▶ _STATED PROBLEM_
Return all lines from the listing below in which the string "Privado" occurs.

▶ _Stored data_
┌──

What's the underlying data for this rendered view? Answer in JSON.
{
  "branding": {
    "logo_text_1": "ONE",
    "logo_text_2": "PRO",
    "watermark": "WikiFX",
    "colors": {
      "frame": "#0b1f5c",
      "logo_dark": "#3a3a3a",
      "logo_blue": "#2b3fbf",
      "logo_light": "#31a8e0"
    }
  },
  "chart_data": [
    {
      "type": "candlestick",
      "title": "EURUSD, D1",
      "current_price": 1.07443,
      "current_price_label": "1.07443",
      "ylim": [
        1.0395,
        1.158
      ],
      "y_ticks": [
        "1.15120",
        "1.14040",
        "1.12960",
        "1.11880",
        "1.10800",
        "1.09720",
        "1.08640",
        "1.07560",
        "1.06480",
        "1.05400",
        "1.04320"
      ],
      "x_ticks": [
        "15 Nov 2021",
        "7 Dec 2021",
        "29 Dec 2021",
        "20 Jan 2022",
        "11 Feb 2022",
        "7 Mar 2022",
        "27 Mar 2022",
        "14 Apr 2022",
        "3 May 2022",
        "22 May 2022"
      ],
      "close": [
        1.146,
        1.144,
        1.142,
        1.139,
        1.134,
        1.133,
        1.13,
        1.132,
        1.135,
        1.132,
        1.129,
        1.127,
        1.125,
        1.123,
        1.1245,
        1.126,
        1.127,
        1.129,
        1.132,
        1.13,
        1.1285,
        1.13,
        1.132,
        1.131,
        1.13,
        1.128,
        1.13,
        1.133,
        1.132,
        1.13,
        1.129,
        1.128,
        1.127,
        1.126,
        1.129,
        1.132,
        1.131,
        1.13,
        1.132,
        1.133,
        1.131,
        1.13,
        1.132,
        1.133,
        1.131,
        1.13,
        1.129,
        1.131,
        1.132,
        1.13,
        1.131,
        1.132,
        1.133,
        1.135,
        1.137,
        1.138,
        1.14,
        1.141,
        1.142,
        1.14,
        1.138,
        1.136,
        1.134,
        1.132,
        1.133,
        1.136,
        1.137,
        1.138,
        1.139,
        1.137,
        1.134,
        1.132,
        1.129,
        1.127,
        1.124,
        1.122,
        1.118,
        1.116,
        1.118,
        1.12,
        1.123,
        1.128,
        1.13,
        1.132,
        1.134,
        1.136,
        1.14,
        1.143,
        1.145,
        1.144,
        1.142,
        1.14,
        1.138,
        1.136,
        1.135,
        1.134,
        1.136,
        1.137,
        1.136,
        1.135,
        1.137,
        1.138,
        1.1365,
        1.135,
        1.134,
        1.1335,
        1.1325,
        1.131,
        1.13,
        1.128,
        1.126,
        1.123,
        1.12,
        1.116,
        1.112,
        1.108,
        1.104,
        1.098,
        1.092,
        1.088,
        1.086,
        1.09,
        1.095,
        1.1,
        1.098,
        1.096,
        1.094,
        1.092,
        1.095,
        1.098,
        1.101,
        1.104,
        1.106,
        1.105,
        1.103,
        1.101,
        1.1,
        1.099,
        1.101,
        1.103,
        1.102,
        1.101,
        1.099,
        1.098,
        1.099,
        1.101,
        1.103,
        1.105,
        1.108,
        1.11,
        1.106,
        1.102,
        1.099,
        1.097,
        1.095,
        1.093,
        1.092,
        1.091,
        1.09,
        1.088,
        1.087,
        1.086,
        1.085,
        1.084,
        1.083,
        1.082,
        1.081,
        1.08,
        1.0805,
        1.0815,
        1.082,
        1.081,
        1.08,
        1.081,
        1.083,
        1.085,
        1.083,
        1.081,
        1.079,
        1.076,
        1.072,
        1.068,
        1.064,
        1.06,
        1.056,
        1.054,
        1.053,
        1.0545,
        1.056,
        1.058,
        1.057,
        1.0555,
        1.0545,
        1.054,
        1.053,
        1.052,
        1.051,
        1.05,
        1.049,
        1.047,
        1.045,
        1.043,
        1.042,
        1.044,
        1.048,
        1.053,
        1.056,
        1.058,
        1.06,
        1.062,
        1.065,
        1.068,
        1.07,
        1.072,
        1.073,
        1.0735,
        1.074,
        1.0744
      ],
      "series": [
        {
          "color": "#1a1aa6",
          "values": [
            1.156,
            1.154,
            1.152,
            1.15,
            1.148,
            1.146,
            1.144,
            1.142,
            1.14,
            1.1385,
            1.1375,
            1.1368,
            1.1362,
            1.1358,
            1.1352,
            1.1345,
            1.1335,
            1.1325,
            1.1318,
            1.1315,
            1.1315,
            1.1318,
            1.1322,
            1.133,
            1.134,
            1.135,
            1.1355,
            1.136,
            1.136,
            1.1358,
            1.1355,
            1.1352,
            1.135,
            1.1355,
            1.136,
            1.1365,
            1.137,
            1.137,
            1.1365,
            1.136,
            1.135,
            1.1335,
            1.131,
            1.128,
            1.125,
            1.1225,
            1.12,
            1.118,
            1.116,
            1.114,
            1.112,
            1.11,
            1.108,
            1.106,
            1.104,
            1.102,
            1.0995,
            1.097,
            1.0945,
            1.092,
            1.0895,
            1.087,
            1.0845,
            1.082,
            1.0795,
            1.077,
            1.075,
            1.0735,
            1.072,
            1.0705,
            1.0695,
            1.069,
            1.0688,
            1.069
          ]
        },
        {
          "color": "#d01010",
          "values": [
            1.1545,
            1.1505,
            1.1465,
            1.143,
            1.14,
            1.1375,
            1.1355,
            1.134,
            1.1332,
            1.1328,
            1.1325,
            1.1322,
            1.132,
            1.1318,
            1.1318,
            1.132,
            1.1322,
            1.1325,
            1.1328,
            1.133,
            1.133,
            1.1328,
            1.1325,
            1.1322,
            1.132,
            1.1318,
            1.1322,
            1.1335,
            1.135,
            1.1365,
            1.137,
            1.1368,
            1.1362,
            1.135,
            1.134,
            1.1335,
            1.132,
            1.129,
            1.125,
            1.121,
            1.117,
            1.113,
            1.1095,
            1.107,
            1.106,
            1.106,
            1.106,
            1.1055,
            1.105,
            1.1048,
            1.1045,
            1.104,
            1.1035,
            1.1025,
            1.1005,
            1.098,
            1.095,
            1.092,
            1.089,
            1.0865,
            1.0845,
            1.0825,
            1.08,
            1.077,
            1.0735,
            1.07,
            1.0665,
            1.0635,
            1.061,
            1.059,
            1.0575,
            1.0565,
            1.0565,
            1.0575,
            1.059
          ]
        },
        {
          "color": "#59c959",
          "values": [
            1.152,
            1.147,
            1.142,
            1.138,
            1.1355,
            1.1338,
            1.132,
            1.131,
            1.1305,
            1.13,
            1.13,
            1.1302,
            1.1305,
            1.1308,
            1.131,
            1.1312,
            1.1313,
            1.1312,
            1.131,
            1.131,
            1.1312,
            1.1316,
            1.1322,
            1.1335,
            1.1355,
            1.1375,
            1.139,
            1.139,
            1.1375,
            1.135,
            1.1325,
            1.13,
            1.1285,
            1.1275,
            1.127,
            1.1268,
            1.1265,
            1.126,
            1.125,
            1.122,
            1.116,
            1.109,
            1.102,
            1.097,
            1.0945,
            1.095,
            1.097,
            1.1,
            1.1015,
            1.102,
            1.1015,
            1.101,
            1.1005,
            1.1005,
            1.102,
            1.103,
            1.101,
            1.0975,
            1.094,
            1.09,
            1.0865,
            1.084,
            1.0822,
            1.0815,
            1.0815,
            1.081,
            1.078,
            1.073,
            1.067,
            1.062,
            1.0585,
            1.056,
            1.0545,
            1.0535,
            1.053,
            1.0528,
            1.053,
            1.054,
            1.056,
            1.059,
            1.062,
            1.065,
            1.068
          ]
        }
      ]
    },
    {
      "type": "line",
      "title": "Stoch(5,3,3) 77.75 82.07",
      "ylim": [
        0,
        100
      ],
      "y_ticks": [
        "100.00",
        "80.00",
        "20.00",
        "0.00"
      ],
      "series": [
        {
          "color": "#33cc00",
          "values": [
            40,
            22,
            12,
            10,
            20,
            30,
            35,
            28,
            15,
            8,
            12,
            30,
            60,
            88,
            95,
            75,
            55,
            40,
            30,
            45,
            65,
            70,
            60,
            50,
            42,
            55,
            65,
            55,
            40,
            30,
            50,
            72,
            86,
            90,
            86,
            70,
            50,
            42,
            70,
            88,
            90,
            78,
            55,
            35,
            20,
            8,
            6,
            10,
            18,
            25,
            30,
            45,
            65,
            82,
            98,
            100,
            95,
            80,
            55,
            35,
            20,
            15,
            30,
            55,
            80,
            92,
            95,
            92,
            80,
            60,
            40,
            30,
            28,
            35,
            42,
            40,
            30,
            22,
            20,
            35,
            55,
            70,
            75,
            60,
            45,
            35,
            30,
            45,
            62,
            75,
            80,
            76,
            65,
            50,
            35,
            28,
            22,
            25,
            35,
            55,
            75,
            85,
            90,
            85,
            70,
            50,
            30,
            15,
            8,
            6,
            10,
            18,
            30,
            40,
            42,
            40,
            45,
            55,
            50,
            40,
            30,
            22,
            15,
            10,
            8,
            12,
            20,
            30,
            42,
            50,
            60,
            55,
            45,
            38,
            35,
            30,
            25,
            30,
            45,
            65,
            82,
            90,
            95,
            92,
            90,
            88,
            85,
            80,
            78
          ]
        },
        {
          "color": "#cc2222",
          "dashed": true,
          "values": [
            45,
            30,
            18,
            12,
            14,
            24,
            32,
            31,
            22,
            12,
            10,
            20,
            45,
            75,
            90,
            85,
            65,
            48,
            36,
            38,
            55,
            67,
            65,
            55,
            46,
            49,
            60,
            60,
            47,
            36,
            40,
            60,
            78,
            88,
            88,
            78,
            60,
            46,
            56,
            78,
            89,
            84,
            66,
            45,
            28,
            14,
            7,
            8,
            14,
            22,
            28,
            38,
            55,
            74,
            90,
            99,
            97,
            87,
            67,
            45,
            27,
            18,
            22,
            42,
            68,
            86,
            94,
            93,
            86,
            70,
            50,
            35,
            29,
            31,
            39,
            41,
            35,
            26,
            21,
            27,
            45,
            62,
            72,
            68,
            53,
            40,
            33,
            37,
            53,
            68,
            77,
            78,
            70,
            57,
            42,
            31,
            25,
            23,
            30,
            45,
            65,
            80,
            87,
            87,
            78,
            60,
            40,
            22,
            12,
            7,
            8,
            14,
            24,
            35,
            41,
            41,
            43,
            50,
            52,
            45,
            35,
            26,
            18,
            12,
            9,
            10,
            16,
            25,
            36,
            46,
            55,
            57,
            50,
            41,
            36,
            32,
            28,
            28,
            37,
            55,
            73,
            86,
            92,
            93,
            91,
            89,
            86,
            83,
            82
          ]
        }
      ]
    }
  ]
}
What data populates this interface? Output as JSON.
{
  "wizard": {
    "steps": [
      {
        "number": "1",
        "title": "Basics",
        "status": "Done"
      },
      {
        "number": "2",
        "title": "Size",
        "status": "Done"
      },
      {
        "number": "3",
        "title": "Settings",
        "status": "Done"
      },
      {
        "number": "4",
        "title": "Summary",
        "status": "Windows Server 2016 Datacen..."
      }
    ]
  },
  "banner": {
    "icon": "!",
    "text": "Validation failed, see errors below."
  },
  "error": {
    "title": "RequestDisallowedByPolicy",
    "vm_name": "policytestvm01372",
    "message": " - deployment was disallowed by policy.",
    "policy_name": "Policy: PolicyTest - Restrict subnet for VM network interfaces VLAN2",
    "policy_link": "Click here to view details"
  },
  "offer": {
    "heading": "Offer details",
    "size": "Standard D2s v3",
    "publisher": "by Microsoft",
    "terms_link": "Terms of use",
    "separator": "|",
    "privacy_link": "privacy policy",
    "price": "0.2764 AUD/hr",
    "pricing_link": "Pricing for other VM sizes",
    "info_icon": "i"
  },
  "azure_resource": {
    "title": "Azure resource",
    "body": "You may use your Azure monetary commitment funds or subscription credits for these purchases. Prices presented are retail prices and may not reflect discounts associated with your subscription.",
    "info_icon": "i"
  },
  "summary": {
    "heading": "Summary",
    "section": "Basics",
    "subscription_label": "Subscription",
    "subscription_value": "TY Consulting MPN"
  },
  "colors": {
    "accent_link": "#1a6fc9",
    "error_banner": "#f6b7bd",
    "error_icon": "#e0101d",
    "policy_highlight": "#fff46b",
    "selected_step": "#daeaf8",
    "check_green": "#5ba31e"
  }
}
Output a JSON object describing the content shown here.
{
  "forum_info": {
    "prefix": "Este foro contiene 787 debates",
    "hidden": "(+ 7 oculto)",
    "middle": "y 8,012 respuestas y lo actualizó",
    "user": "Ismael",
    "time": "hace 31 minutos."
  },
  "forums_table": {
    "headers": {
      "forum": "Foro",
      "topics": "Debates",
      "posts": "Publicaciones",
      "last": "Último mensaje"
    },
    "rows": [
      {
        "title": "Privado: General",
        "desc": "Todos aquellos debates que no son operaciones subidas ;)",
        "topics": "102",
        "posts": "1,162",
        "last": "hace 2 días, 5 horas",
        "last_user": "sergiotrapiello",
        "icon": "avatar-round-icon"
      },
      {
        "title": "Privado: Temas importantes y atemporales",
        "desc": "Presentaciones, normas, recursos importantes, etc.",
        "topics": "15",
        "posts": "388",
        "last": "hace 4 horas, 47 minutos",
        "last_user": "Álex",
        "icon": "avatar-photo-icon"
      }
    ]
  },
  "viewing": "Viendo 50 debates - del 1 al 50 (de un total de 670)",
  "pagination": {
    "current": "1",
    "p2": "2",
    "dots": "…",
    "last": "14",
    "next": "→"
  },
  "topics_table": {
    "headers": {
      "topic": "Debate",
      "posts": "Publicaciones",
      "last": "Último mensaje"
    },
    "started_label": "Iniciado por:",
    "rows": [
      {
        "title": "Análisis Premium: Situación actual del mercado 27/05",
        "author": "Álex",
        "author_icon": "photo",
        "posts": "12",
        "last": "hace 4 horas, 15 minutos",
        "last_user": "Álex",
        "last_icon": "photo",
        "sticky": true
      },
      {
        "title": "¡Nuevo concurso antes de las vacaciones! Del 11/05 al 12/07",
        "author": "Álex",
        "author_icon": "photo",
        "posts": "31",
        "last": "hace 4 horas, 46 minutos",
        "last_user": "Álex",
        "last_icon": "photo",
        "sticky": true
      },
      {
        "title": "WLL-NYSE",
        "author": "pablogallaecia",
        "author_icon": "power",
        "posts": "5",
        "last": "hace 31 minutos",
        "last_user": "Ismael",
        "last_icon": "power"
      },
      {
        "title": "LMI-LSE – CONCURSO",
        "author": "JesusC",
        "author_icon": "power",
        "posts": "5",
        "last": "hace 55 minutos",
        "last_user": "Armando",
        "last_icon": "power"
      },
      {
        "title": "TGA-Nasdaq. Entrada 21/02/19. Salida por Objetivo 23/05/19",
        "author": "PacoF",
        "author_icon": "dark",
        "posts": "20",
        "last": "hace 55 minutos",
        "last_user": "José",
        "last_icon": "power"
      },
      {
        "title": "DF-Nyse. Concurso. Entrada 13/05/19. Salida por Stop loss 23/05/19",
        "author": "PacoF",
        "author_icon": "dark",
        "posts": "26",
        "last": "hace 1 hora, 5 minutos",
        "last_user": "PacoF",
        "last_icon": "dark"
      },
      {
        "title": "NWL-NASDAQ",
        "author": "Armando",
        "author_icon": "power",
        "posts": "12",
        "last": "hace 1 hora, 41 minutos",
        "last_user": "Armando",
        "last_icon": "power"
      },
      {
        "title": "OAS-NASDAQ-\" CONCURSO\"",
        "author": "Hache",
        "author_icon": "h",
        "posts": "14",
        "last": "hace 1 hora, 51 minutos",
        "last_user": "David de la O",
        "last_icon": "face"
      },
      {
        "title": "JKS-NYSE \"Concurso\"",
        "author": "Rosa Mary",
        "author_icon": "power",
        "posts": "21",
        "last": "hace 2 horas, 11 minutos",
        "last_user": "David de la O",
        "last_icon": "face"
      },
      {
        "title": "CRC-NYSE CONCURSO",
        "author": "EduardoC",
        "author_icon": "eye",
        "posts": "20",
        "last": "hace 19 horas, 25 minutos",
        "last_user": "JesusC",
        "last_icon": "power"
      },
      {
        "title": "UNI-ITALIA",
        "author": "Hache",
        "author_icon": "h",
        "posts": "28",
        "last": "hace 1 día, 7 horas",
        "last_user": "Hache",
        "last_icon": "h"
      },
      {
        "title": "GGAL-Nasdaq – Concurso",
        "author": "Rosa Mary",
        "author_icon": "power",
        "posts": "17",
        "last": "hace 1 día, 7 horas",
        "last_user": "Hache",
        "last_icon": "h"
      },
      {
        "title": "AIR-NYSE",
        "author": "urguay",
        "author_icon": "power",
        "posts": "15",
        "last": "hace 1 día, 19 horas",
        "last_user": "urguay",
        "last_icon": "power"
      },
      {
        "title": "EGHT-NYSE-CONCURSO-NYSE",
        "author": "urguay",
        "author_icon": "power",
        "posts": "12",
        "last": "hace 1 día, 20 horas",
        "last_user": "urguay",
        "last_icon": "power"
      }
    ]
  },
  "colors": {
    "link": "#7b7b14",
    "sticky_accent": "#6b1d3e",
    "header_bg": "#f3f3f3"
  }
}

└──

▶ _TASK RESPONSE_
        "title": "Privado: General",
        "title": "Privado: Temas importantes y atemporales",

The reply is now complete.